PROMPT:
Identify the lines that include the word "Nguyễn", then copy all of them.

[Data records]
:::
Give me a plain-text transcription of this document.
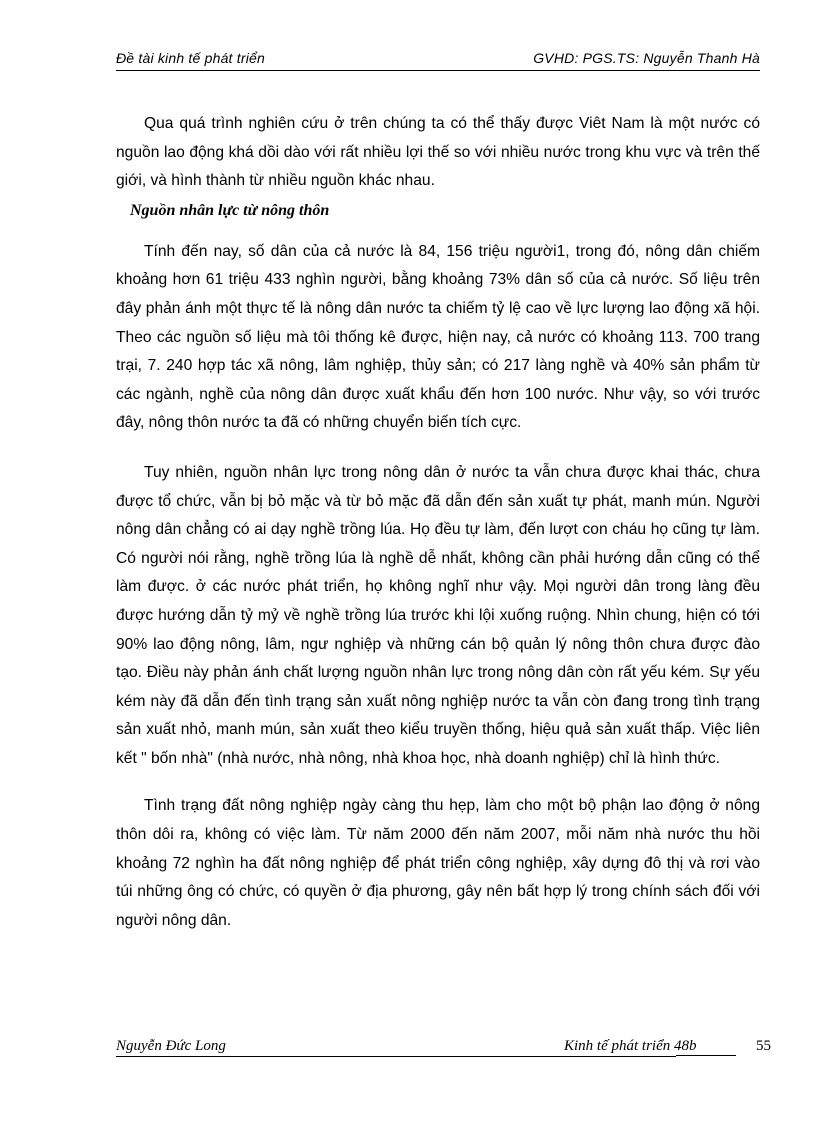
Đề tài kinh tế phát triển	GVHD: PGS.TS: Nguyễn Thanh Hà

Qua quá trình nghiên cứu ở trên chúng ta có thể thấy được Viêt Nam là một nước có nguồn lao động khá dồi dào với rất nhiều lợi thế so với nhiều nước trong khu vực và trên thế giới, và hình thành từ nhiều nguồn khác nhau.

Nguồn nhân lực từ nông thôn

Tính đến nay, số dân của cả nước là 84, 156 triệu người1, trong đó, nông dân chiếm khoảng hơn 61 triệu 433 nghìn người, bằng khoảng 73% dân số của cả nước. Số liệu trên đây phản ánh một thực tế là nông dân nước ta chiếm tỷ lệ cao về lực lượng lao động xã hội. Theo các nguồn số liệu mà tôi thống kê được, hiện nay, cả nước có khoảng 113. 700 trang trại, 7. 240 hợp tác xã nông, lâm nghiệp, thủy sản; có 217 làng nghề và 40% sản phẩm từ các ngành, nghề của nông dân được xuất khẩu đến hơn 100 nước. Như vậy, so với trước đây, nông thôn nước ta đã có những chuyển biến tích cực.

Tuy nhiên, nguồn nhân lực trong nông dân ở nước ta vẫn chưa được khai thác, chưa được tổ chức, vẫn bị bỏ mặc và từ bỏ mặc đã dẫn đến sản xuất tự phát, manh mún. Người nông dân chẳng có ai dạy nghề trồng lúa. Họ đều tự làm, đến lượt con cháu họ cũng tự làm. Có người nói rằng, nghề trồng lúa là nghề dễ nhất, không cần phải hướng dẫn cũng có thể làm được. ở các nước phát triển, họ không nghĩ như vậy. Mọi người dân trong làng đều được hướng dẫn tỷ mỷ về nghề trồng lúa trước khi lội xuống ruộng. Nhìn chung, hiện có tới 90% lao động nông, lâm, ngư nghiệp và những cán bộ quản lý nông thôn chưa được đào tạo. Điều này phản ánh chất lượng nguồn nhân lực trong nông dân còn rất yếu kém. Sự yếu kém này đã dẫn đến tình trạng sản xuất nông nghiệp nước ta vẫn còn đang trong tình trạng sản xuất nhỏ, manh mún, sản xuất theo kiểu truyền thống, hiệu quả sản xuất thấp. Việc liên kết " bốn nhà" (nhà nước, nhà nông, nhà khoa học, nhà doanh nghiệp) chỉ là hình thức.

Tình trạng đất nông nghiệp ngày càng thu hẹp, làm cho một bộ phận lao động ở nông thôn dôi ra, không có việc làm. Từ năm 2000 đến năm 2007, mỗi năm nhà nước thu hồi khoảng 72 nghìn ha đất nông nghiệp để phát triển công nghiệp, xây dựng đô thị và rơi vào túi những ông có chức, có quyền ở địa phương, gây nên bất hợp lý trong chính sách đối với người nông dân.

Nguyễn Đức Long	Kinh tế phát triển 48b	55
:::
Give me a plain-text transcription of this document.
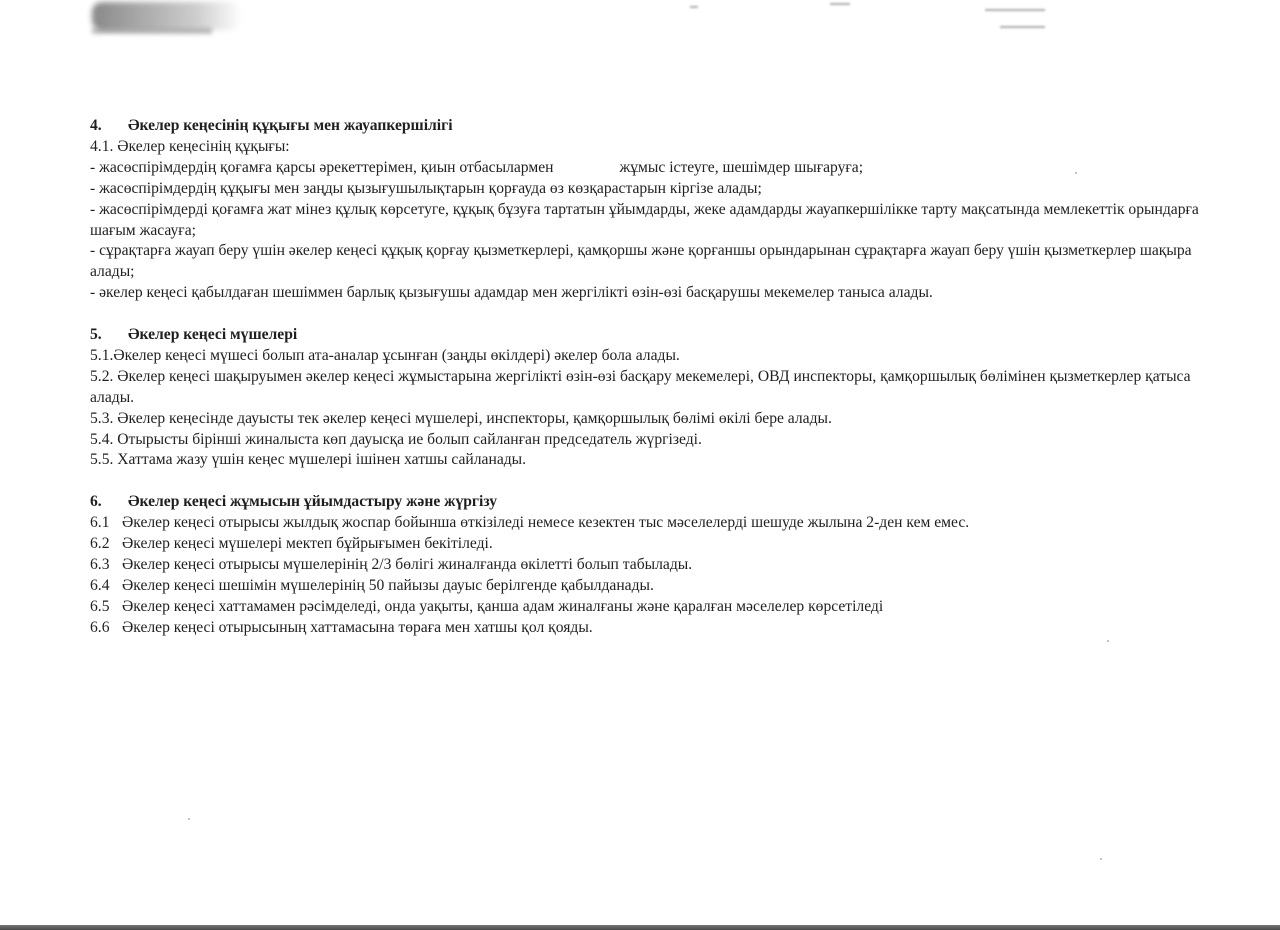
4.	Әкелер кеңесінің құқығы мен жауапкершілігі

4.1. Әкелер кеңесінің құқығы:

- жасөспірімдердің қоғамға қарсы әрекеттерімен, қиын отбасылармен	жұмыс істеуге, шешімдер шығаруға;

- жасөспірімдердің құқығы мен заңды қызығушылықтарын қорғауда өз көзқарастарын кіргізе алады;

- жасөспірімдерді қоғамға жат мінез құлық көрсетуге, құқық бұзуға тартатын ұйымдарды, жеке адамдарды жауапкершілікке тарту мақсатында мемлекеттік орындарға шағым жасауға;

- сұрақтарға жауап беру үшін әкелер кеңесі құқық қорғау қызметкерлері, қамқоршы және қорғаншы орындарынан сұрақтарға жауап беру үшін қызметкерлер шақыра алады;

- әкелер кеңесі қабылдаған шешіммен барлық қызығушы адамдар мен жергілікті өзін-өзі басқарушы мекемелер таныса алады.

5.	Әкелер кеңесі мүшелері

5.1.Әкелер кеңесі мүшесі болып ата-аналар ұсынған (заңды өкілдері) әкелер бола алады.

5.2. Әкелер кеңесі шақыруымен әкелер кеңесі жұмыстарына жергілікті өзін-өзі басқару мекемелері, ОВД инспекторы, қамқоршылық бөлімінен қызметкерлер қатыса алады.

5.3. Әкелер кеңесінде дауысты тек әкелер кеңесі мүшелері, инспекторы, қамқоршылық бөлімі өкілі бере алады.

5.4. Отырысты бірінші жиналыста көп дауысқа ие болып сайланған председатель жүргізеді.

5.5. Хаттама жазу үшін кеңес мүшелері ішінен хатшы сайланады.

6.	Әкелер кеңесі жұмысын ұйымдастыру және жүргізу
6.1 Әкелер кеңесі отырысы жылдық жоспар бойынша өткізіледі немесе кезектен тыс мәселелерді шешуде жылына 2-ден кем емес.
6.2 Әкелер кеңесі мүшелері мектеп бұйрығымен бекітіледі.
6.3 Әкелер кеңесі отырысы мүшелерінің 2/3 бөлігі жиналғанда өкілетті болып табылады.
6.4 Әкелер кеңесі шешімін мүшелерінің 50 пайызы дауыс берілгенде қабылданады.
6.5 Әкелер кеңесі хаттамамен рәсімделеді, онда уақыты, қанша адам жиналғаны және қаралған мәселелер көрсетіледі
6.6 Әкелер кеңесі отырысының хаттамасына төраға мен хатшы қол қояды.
:::
TASK SOLUTION:
Đề tài kinh tế phát triển	GVHD: PGS.TS: Nguyễn Thanh Hà
Nguyễn Đức Long	Kinh tế phát triển 48b	55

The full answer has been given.